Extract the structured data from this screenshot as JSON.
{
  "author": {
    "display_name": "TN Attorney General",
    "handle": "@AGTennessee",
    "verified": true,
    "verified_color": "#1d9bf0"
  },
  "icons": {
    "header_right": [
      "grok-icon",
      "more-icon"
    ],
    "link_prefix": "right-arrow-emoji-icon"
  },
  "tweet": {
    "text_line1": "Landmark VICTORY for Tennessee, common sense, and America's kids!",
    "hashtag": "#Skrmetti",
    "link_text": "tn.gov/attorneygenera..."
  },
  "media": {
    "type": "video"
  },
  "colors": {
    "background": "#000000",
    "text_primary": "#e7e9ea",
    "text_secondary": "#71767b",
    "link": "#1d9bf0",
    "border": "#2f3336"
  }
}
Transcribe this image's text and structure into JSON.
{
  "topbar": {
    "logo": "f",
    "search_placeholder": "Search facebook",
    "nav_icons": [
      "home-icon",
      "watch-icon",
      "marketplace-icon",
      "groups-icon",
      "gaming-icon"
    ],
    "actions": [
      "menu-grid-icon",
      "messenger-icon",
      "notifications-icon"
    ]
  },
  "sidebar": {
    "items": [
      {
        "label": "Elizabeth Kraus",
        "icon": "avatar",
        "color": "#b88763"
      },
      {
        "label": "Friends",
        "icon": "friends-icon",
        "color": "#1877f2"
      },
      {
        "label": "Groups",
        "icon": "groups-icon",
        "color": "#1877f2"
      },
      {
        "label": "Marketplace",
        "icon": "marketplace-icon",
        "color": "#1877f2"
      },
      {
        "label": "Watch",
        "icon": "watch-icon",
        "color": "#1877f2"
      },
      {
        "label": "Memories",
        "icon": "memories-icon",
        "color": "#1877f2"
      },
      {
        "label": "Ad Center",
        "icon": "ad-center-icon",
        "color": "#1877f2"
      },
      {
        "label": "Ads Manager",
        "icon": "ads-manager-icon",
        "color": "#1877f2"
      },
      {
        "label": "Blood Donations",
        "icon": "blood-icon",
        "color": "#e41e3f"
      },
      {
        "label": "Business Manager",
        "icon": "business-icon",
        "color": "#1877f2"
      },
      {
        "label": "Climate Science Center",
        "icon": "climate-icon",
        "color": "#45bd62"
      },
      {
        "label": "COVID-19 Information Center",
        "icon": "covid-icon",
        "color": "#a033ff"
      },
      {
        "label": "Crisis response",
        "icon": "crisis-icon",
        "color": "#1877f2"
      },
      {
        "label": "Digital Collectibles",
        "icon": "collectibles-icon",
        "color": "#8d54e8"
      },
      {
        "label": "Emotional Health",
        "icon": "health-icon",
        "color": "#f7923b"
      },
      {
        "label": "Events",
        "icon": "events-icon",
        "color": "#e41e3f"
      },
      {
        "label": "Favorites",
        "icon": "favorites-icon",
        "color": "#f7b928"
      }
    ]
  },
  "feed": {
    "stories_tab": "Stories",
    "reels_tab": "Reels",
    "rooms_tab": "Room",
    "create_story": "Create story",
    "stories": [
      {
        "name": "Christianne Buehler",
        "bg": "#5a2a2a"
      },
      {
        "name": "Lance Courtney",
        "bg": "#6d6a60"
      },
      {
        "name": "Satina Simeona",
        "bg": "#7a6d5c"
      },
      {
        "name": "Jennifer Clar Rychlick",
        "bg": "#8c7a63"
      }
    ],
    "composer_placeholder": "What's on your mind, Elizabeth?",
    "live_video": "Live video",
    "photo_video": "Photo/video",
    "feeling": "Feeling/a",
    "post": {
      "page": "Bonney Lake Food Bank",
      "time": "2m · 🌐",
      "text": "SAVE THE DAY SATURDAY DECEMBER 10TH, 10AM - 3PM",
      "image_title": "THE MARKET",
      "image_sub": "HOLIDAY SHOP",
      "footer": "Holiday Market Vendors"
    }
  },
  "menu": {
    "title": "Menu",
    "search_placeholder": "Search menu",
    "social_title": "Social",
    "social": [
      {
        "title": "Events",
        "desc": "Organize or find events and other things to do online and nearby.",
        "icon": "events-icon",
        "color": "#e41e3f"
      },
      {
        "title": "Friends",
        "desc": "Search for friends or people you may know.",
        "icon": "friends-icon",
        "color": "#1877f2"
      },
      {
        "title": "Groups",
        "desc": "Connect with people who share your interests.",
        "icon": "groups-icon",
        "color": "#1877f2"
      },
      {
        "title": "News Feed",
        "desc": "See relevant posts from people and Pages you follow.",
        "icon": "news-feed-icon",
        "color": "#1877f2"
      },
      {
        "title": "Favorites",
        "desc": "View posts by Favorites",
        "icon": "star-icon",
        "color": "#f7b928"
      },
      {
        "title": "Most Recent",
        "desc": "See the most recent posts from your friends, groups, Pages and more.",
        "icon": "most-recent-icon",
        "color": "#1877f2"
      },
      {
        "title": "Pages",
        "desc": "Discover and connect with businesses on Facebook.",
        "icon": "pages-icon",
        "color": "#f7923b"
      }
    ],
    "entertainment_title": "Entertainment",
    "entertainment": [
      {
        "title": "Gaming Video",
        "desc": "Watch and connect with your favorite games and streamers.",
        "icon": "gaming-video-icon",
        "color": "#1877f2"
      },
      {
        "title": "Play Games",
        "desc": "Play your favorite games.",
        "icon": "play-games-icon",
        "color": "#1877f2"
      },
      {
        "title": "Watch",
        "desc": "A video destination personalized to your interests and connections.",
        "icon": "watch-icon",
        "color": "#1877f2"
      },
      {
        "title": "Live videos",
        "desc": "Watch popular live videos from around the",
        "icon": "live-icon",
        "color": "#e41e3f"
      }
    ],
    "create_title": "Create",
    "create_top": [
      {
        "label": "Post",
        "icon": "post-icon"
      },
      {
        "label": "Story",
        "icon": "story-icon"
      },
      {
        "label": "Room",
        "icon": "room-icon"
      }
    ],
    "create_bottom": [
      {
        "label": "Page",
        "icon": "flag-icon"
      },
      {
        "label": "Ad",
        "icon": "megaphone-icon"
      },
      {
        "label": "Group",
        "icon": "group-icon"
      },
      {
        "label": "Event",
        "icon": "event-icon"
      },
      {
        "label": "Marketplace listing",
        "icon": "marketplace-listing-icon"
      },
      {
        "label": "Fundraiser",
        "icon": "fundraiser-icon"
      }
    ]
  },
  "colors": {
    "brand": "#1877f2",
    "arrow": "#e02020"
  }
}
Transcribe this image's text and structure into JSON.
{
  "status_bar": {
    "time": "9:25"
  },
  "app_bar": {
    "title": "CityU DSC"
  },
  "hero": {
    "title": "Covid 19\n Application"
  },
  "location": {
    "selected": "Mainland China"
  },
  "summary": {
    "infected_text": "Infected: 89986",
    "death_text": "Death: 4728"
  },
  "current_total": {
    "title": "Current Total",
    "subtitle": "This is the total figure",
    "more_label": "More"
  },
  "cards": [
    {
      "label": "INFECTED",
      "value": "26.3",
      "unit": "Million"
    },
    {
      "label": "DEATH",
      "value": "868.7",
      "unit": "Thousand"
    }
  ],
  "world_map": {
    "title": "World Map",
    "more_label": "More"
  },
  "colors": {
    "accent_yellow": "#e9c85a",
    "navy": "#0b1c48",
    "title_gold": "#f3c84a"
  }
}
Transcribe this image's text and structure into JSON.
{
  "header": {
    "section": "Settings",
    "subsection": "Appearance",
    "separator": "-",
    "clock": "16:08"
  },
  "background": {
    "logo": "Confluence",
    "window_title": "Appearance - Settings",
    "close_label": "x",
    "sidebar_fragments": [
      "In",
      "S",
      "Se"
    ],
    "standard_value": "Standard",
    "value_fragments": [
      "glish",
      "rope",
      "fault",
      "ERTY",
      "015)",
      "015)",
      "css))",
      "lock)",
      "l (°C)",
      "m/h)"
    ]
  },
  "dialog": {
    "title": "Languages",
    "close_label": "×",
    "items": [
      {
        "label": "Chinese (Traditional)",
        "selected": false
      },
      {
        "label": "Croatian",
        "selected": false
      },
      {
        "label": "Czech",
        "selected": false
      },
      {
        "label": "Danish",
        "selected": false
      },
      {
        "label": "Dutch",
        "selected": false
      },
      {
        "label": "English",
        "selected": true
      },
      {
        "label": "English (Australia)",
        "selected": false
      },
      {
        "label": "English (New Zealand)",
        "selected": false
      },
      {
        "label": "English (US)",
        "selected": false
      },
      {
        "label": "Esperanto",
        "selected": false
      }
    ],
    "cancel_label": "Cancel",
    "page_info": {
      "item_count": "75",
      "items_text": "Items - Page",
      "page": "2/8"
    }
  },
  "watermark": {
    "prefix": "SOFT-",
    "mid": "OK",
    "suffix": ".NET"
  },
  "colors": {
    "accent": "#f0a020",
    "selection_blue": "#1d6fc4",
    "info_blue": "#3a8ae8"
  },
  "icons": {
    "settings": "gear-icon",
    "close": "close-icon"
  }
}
************
## EXERCISE
In the listing above, locate each line with "arrow" and copy it.

## FULL ANSWER
    "link_prefix": "right-arrow-emoji-icon"
    "arrow": "#e02020"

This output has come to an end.